» REQUEST:
Every line in the listing is to be echoed verbatim.

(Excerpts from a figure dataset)
***
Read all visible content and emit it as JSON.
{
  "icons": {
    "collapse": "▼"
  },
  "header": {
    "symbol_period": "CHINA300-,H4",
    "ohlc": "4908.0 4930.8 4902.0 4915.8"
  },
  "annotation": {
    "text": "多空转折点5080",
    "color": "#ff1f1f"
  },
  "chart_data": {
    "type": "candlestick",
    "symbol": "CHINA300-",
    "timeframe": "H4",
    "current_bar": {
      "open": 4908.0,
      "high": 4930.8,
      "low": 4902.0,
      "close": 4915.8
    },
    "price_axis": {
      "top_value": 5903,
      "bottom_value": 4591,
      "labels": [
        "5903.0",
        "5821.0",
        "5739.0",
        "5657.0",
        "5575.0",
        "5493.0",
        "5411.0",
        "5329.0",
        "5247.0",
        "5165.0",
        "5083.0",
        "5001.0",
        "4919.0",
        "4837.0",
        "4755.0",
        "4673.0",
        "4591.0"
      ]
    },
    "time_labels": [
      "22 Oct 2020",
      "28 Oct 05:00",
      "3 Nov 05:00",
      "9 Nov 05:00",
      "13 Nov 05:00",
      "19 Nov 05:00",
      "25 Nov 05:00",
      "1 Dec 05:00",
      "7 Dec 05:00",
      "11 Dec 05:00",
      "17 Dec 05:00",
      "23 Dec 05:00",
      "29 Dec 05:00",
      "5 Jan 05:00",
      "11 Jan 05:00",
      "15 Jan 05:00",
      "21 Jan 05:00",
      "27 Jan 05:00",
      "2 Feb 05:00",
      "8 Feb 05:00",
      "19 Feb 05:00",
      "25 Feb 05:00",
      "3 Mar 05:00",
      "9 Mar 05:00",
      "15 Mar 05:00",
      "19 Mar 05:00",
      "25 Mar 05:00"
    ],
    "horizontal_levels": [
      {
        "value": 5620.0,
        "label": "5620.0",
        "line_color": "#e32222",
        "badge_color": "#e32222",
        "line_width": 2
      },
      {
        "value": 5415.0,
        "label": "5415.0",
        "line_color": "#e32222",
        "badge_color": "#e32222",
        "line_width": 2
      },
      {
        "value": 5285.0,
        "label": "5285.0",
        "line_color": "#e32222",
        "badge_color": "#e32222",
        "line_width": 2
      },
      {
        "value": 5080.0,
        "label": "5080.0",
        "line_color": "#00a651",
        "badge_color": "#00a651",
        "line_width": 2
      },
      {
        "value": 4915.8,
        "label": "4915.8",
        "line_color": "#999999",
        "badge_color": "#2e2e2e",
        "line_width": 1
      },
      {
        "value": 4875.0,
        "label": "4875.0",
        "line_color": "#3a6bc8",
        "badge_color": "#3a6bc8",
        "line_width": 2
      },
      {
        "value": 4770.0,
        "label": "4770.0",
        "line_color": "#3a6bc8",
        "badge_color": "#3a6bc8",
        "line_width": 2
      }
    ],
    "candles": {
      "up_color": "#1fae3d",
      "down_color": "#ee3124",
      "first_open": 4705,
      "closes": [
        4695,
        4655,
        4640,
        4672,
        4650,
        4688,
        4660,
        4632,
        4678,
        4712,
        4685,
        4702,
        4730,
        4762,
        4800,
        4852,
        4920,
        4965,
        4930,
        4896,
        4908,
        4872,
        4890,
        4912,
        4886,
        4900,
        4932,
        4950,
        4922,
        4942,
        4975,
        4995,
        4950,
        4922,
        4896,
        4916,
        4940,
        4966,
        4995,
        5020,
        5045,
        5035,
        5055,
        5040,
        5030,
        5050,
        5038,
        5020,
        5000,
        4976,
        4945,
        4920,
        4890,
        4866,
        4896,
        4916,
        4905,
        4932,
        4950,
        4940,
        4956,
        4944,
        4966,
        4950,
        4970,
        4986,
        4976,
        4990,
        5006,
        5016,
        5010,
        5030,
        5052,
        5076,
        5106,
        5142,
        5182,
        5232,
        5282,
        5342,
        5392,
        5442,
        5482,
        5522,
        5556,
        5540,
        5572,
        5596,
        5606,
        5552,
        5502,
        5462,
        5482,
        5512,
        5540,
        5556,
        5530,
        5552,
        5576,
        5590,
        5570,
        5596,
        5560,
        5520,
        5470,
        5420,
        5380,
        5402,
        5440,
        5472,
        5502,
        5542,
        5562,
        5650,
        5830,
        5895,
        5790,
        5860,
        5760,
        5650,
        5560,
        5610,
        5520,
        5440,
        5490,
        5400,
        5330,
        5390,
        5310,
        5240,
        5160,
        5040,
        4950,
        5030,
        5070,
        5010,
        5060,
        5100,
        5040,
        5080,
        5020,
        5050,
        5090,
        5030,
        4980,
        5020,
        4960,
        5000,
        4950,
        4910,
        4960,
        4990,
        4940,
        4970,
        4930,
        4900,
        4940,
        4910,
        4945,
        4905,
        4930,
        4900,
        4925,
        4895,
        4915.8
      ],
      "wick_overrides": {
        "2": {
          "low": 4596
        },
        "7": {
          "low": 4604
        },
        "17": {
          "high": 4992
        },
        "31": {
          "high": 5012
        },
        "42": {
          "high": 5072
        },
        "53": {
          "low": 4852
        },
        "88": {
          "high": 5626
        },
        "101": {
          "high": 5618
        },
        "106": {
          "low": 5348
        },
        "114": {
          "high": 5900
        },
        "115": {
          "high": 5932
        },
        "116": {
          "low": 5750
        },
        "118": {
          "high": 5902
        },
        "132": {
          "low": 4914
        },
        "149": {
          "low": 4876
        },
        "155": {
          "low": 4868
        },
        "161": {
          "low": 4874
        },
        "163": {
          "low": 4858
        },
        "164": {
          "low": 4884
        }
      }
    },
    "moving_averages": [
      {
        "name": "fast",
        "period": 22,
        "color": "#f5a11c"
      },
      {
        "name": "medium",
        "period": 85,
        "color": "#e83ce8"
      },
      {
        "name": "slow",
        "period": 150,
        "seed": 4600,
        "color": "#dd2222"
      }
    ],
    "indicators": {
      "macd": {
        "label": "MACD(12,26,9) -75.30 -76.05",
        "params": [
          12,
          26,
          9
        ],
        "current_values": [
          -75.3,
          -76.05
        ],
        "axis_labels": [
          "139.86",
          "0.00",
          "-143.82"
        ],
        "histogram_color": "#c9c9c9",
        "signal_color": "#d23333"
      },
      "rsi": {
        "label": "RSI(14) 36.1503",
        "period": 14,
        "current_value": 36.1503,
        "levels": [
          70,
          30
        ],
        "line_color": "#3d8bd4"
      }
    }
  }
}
***
» OUTPUT:
Read all visible content and emit it as JSON.
{
  "icons": {
    "collapse": "▼"
  },
  "header": {
    "symbol_period": "CHINA300-,H4",
    "ohlc": "4908.0 4930.8 4902.0 4915.8"
  },
  "annotation": {
    "text": "多空转折点5080",
    "color": "#ff1f1f"
  },
  "chart_data": {
    "type": "candlestick",
    "symbol": "CHINA300-",
    "timeframe": "H4",
    "current_bar": {
      "open": 4908.0,
      "high": 4930.8,
      "low": 4902.0,
      "close": 4915.8
    },
    "price_axis": {
      "top_value": 5903,
      "bottom_value": 4591,
      "labels": [
        "5903.0",
        "5821.0",
        "5739.0",
        "5657.0",
        "5575.0",
        "5493.0",
        "5411.0",
        "5329.0",
        "5247.0",
        "5165.0",
        "5083.0",
        "5001.0",
        "4919.0",
        "4837.0",
        "4755.0",
        "4673.0",
        "4591.0"
      ]
    },
    "time_labels": [
      "22 Oct 2020",
      "28 Oct 05:00",
      "3 Nov 05:00",
      "9 Nov 05:00",
      "13 Nov 05:00",
      "19 Nov 05:00",
      "25 Nov 05:00",
      "1 Dec 05:00",
      "7 Dec 05:00",
      "11 Dec 05:00",
      "17 Dec 05:00",
      "23 Dec 05:00",
      "29 Dec 05:00",
      "5 Jan 05:00",
      "11 Jan 05:00",
      "15 Jan 05:00",
      "21 Jan 05:00",
      "27 Jan 05:00",
      "2 Feb 05:00",
      "8 Feb 05:00",
      "19 Feb 05:00",
      "25 Feb 05:00",
      "3 Mar 05:00",
      "9 Mar 05:00",
      "15 Mar 05:00",
      "19 Mar 05:00",
      "25 Mar 05:00"
    ],
    "horizontal_levels": [
      {
        "value": 5620.0,
        "label": "5620.0",
        "line_color": "#e32222",
        "badge_color": "#e32222",
        "line_width": 2
      },
      {
        "value": 5415.0,
        "label": "5415.0",
        "line_color": "#e32222",
        "badge_color": "#e32222",
        "line_width": 2
      },
      {
        "value": 5285.0,
        "label": "5285.0",
        "line_color": "#e32222",
        "badge_color": "#e32222",
        "line_width": 2
      },
      {
        "value": 5080.0,
        "label": "5080.0",
        "line_color": "#00a651",
        "badge_color": "#00a651",
        "line_width": 2
      },
      {
        "value": 4915.8,
        "label": "4915.8",
        "line_color": "#999999",
        "badge_color": "#2e2e2e",
        "line_width": 1
      },
      {
        "value": 4875.0,
        "label": "4875.0",
        "line_color": "#3a6bc8",
        "badge_color": "#3a6bc8",
        "line_width": 2
      },
      {
        "value": 4770.0,
        "label": "4770.0",
        "line_color": "#3a6bc8",
        "badge_color": "#3a6bc8",
        "line_width": 2
      }
    ],
    "candles": {
      "up_color": "#1fae3d",
      "down_color": "#ee3124",
      "first_open": 4705,
      "closes": [
        4695,
        4655,
        4640,
        4672,
        4650,
        4688,
        4660,
        4632,
        4678,
        4712,
        4685,
        4702,
        4730,
        4762,
        4800,
        4852,
        4920,
        4965,
        4930,
        4896,
        4908,
        4872,
        4890,
        4912,
        4886,
        4900,
        4932,
        4950,
        4922,
        4942,
        4975,
        4995,
        4950,
        4922,
        4896,
        4916,
        4940,
        4966,
        4995,
        5020,
        5045,
        5035,
        5055,
        5040,
        5030,
        5050,
        5038,
        5020,
        5000,
        4976,
        4945,
        4920,
        4890,
        4866,
        4896,
        4916,
        4905,
        4932,
        4950,
        4940,
        4956,
        4944,
        4966,
        4950,
        4970,
        4986,
        4976,
        4990,
        5006,
        5016,
        5010,
        5030,
        5052,
        5076,
        5106,
        5142,
        5182,
        5232,
        5282,
        5342,
        5392,
        5442,
        5482,
        5522,
        5556,
        5540,
        5572,
        5596,
        5606,
        5552,
        5502,
        5462,
        5482,
        5512,
        5540,
        5556,
        5530,
        5552,
        5576,
        5590,
        5570,
        5596,
        5560,
        5520,
        5470,
        5420,
        5380,
        5402,
        5440,
        5472,
        5502,
        5542,
        5562,
        5650,
        5830,
        5895,
        5790,
        5860,
        5760,
        5650,
        5560,
        5610,
        5520,
        5440,
        5490,
        5400,
        5330,
        5390,
        5310,
        5240,
        5160,
        5040,
        4950,
        5030,
        5070,
        5010,
        5060,
        5100,
        5040,
        5080,
        5020,
        5050,
        5090,
        5030,
        4980,
        5020,
        4960,
        5000,
        4950,
        4910,
        4960,
        4990,
        4940,
        4970,
        4930,
        4900,
        4940,
        4910,
        4945,
        4905,
        4930,
        4900,
        4925,
        4895,
        4915.8
      ],
      "wick_overrides": {
        "2": {
          "low": 4596
        },
        "7": {
          "low": 4604
        },
        "17": {
          "high": 4992
        },
        "31": {
          "high": 5012
        },
        "42": {
          "high": 5072
        },
        "53": {
          "low": 4852
        },
        "88": {
          "high": 5626
        },
        "101": {
          "high": 5618
        },
        "106": {
          "low": 5348
        },
        "114": {
          "high": 5900
        },
        "115": {
          "high": 5932
        },
        "116": {
          "low": 5750
        },
        "118": {
          "high": 5902
        },
        "132": {
          "low": 4914
        },
        "149": {
          "low": 4876
        },
        "155": {
          "low": 4868
        },
        "161": {
          "low": 4874
        },
        "163": {
          "low": 4858
        },
        "164": {
          "low": 4884
        }
      }
    },
    "moving_averages": [
      {
        "name": "fast",
        "period": 22,
        "color": "#f5a11c"
      },
      {
        "name": "medium",
        "period": 85,
        "color": "#e83ce8"
      },
      {
        "name": "slow",
        "period": 150,
        "seed": 4600,
        "color": "#dd2222"
      }
    ],
    "indicators": {
      "macd": {
        "label": "MACD(12,26,9) -75.30 -76.05",
        "params": [
          12,
          26,
          9
        ],
        "current_values": [
          -75.3,
          -76.05
        ],
        "axis_labels": [
          "139.86",
          "0.00",
          "-143.82"
        ],
        "histogram_color": "#c9c9c9",
        "signal_color": "#d23333"
      },
      "rsi": {
        "label": "RSI(14) 36.1503",
        "period": 14,
        "current_value": 36.1503,
        "levels": [
          70,
          30
        ],
        "line_color": "#3d8bd4"
      }
    }
  }
}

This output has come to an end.